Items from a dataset
----

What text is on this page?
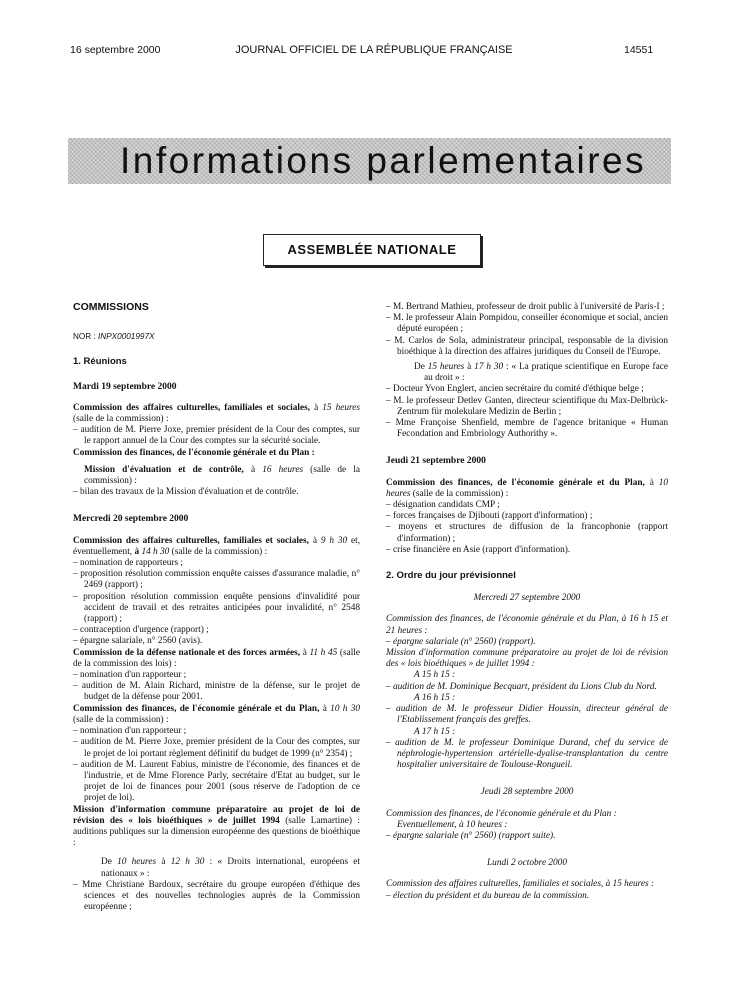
16 septembre 2000	JOURNAL OFFICIEL DE LA RÉPUBLIQUE FRANÇAISE	14551
Informations parlementaires
ASSEMBLÉE NATIONALE

COMMISSIONS

NOR : INPX0001997X

1. Réunions

Mardi 19 septembre 2000

Commission des affaires culturelles, familiales et sociales, à 15 heures (salle de la commission) :

– audition de M. Pierre Joxe, premier président de la Cour des comptes, sur le rapport annuel de la Cour des comptes sur la sécurité sociale.

Commission des finances, de l'économie générale et du Plan :

Mission d'évaluation et de contrôle, à 16 heures (salle de la commission) :

– bilan des travaux de la Mission d'évaluation et de contrôle.

Mercredi 20 septembre 2000

Commission des affaires culturelles, familiales et sociales, à 9 h 30 et, éventuellement, à 14 h 30 (salle de la commission) :

– nomination de rapporteurs ;

– proposition résolution commission enquête caisses d'assurance maladie, n° 2469 (rapport) ;

– proposition résolution commission enquête pensions d'invalidité pour accident de travail et des retraites anticipées pour invalidité, n° 2548 (rapport) ;

– contraception d'urgence (rapport) ;

– épargne salariale, n° 2560 (avis).

Commission de la défense nationale et des forces armées, à 11 h 45 (salle de la commission des lois) :

– nomination d'un rapporteur ;

– audition de M. Alain Richard, ministre de la défense, sur le projet de budget de la défense pour 2001.

Commission des finances, de l'économie générale et du Plan, à 10 h 30 (salle de la commission) :

– nomination d'un rapporteur ;

– audition de M. Pierre Joxe, premier président de la Cour des comptes, sur le projet de loi portant règlement définitif du budget de 1999 (n° 2354) ;

– audition de M. Laurent Fabius, ministre de l'économie, des finances et de l'industrie, et de Mme Florence Parly, secrétaire d'Etat au budget, sur le projet de loi de finances pour 2001 (sous réserve de l'adoption de ce projet de loi).

Mission d'information commune préparatoire au projet de loi de révision des « lois bioéthiques » de juillet 1994 (salle Lamartine) : auditions publiques sur la dimension européenne des questions de bioéthique :

De 10 heures à 12 h 30 : « Droits international, européens et nationaux » :

– Mme Christiane Bardoux, secrétaire du groupe européen d'éthique des sciences et des nouvelles technologies auprès de la Commission européenne ;

– M. Bertrand Mathieu, professeur de droit public à l'université de Paris-I ;

– M. le professeur Alain Pompidou, conseiller économique et social, ancien député européen ;

– M. Carlos de Sola, administrateur principal, responsable de la division bioéthique à la direction des affaires juridiques du Conseil de l'Europe.

De 15 heures à 17 h 30 : « La pratique scientifique en Europe face au droit » :

– Docteur Yvon Englert, ancien secrétaire du comité d'éthique belge ;

– M. le professeur Detlev Ganten, directeur scientifique du Max-Delbrück-Zentrum für molekulare Medizin de Berlin ;

– Mme Françoise Shenfield, membre de l'agence britanique « Human Fecondation and Embriology Authorithy ».

Jeudi 21 septembre 2000

Commission des finances, de l'économie générale et du Plan, à 10 heures (salle de la commission) :

– désignation candidats CMP ;

– forces françaises de Djibouti (rapport d'information) ;

– moyens et structures de diffusion de la francophonie (rapport d'information) ;

– crise financière en Asie (rapport d'information).

2. Ordre du jour prévisionnel

Mercredi 27 septembre 2000

Commission des finances, de l'économie générale et du Plan, à 16 h 15 et 21 heures :

– épargne salariale (n° 2560) (rapport).

Mission d'information commune préparatoire au projet de loi de révision des « lois bioéthiques » de juillet 1994 :

A 15 h 15 :

– audition de M. Dominique Becquart, président du Lions Club du Nord.

A 16 h 15 :

– audition de M. le professeur Didier Houssin, directeur général de l'Etablissement français des greffes.

A 17 h 15 :

– audition de M. le professeur Dominique Durand, chef du service de néphrologie-hypertension artérielle-dyalise-transplantation du centre hospitalier universitaire de Toulouse-Rongueil.

Jeudi 28 septembre 2000

Commission des finances, de l'économie générale et du Plan :

Eventuellement, à 10 heures :

– épargne salariale (n° 2560) (rapport suite).

Lundi 2 octobre 2000

Commission des affaires culturelles, familiales et sociales, à 15 heures :

– élection du président et du bureau de la commission.
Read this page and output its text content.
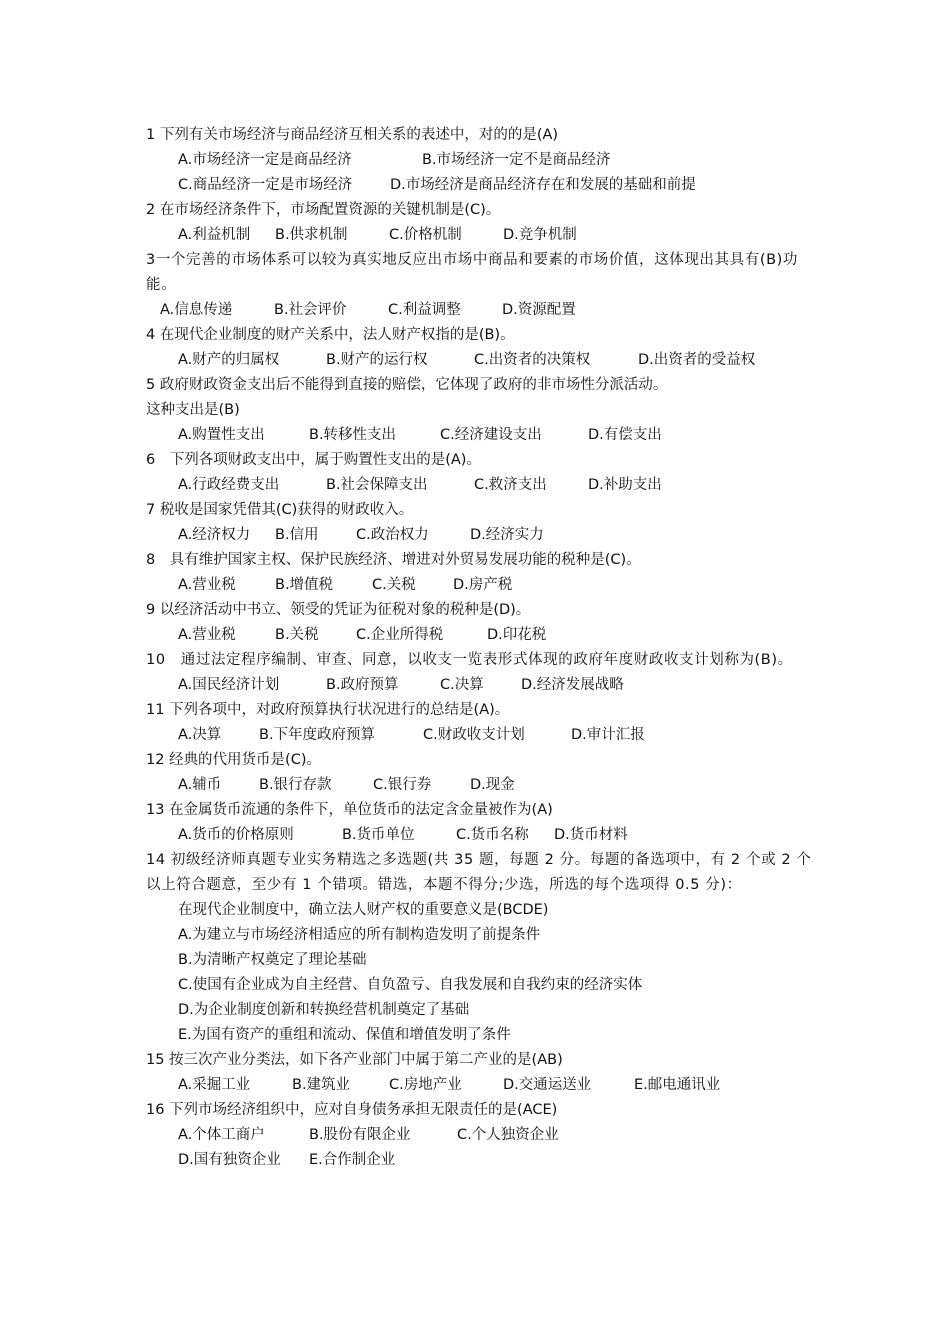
1 下列有关市场经济与商品经济互相关系的表述中，对的的是(A)
A.市场经济一定是商品经济	B.市场经济一定不是商品经济
C.商品经济一定是市场经济	D.市场经济是商品经济存在和发展的基础和前提
2 在市场经济条件下，市场配置资源的关键机制是(C)。
A.利益机制 B.供求机制	C.价格机制	D.竞争机制
3一个完善的市场体系可以较为真实地反应出市场中商品和要素的市场价值，这体现出其具有(B)功能。
A.信息传递	B.社会评价	C.利益调整	D.资源配置
4 在现代企业制度的财产关系中，法人财产权指的是(B)。
A.财产的归属权	B.财产的运行权	C.出资者的决策权	D.出资者的受益权
5 政府财政资金支出后不能得到直接的赔偿，它体现了政府的非市场性分派活动。
这种支出是(B)
A.购置性支出	B.转移性支出	C.经济建设支出	D.有偿支出
6　下列各项财政支出中，属于购置性支出的是(A)。
A.行政经费支出	B.社会保障支出	C.救济支出	D.补助支出
7 税收是国家凭借其(C)获得的财政收入。
A.经济权力 B.信用	C.政治权力	D.经济实力
8　具有维护国家主权、保护民族经济、增进对外贸易发展功能的税种是(C)。
A.营业税	B.增值税	C.关税	D.房产税
9 以经济活动中书立、领受的凭证为征税对象的税种是(D)。
A.营业税	B.关税	C.企业所得税	D.印花税
10　通过法定程序编制、审查、同意，以收支一览表形式体现的政府年度财政收支计划称为(B)。
A.国民经济计划	B.政府预算	C.决算	D.经济发展战略
11 下列各项中，对政府预算执行状况进行的总结是(A)。
A.决算	B.下年度政府预算	C.财政收支计划	D.审计汇报
12 经典的代用货币是(C)。
A.辅币	B.银行存款	C.银行券	D.现金
13 在金属货币流通的条件下，单位货币的法定含金量被作为(A)
A.货币的价格原则	B.货币单位	C.货币名称 D.货币材料
14 初级经济师真题专业实务精选之多选题(共 35 题，每题 2 分。每题的备选项中，有 2 个或 2 个以上符合题意，至少有 1 个错项。错选，本题不得分;少选，所选的每个选项得 0.5 分)：
在现代企业制度中，确立法人财产权的重要意义是(BCDE)
A.为建立与市场经济相适应的所有制构造发明了前提条件
B.为清晰产权奠定了理论基础
C.使国有企业成为自主经营、自负盈亏、自我发展和自我约束的经济实体
D.为企业制度创新和转换经营机制奠定了基础
E.为国有资产的重组和流动、保值和增值发明了条件
15 按三次产业分类法，如下各产业部门中属于第二产业的是(AB)
A.采掘工业	B.建筑业	C.房地产业	D.交通运送业	E.邮电通讯业
16 下列市场经济组织中，应对自身债务承担无限责任的是(ACE)
A.个体工商户	B.股份有限企业	C.个人独资企业
D.国有独资企业 E.合作制企业
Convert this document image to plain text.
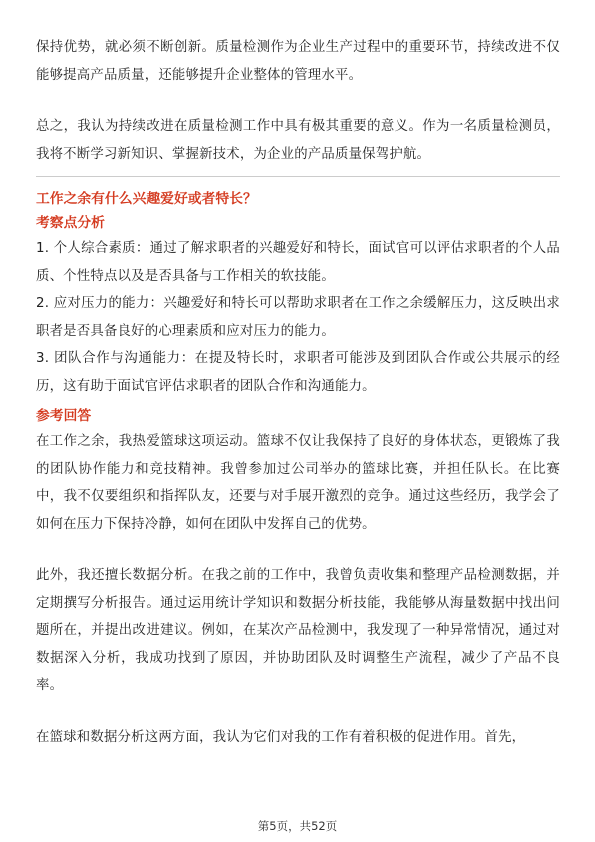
保持优势，就必须不断创新。质量检测作为企业生产过程中的重要环节，持续改进不仅能够提高产品质量，还能够提升企业整体的管理水平。

总之，我认为持续改进在质量检测工作中具有极其重要的意义。作为一名质量检测员，我将不断学习新知识、掌握新技术，为企业的产品质量保驾护航。

工作之余有什么兴趣爱好或者特长？

考察点分析

1. 个人综合素质：通过了解求职者的兴趣爱好和特长，面试官可以评估求职者的个人品质、个性特点以及是否具备与工作相关的软技能。

2. 应对压力的能力：兴趣爱好和特长可以帮助求职者在工作之余缓解压力，这反映出求职者是否具备良好的心理素质和应对压力的能力。

3. 团队合作与沟通能力：在提及特长时，求职者可能涉及到团队合作或公共展示的经历，这有助于面试官评估求职者的团队合作和沟通能力。

参考回答

在工作之余，我热爱篮球这项运动。篮球不仅让我保持了良好的身体状态，更锻炼了我的团队协作能力和竞技精神。我曾参加过公司举办的篮球比赛，并担任队长。在比赛中，我不仅要组织和指挥队友，还要与对手展开激烈的竞争。通过这些经历，我学会了如何在压力下保持冷静，如何在团队中发挥自己的优势。

此外，我还擅长数据分析。在我之前的工作中，我曾负责收集和整理产品检测数据，并定期撰写分析报告。通过运用统计学知识和数据分析技能，我能够从海量数据中找出问题所在，并提出改进建议。例如，在某次产品检测中，我发现了一种异常情况，通过对数据深入分析，我成功找到了原因，并协助团队及时调整生产流程，减少了产品不良率。

在篮球和数据分析这两方面，我认为它们对我的工作有着积极的促进作用。首先，

第5页，共52页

----

TASK TO COMPLETE -
Copy exactly the lines from the line containing "Convert this document image to plain text." through the last line of the records, both included, and omit every picture.

FINAL ANSWER -
Convert this document image to plain text.
保持优势，就必须不断创新。质量检测作为企业生产过程中的重要环节，持续改进不仅能够提高产品质量，还能够提升企业整体的管理水平。

总之，我认为持续改进在质量检测工作中具有极其重要的意义。作为一名质量检测员，我将不断学习新知识、掌握新技术，为企业的产品质量保驾护航。

工作之余有什么兴趣爱好或者特长？

考察点分析

1. 个人综合素质：通过了解求职者的兴趣爱好和特长，面试官可以评估求职者的个人品质、个性特点以及是否具备与工作相关的软技能。

2. 应对压力的能力：兴趣爱好和特长可以帮助求职者在工作之余缓解压力，这反映出求职者是否具备良好的心理素质和应对压力的能力。

3. 团队合作与沟通能力：在提及特长时，求职者可能涉及到团队合作或公共展示的经历，这有助于面试官评估求职者的团队合作和沟通能力。

参考回答

在工作之余，我热爱篮球这项运动。篮球不仅让我保持了良好的身体状态，更锻炼了我的团队协作能力和竞技精神。我曾参加过公司举办的篮球比赛，并担任队长。在比赛中，我不仅要组织和指挥队友，还要与对手展开激烈的竞争。通过这些经历，我学会了如何在压力下保持冷静，如何在团队中发挥自己的优势。

此外，我还擅长数据分析。在我之前的工作中，我曾负责收集和整理产品检测数据，并定期撰写分析报告。通过运用统计学知识和数据分析技能，我能够从海量数据中找出问题所在，并提出改进建议。例如，在某次产品检测中，我发现了一种异常情况，通过对数据深入分析，我成功找到了原因，并协助团队及时调整生产流程，减少了产品不良率。

在篮球和数据分析这两方面，我认为它们对我的工作有着积极的促进作用。首先，

第5页，共52页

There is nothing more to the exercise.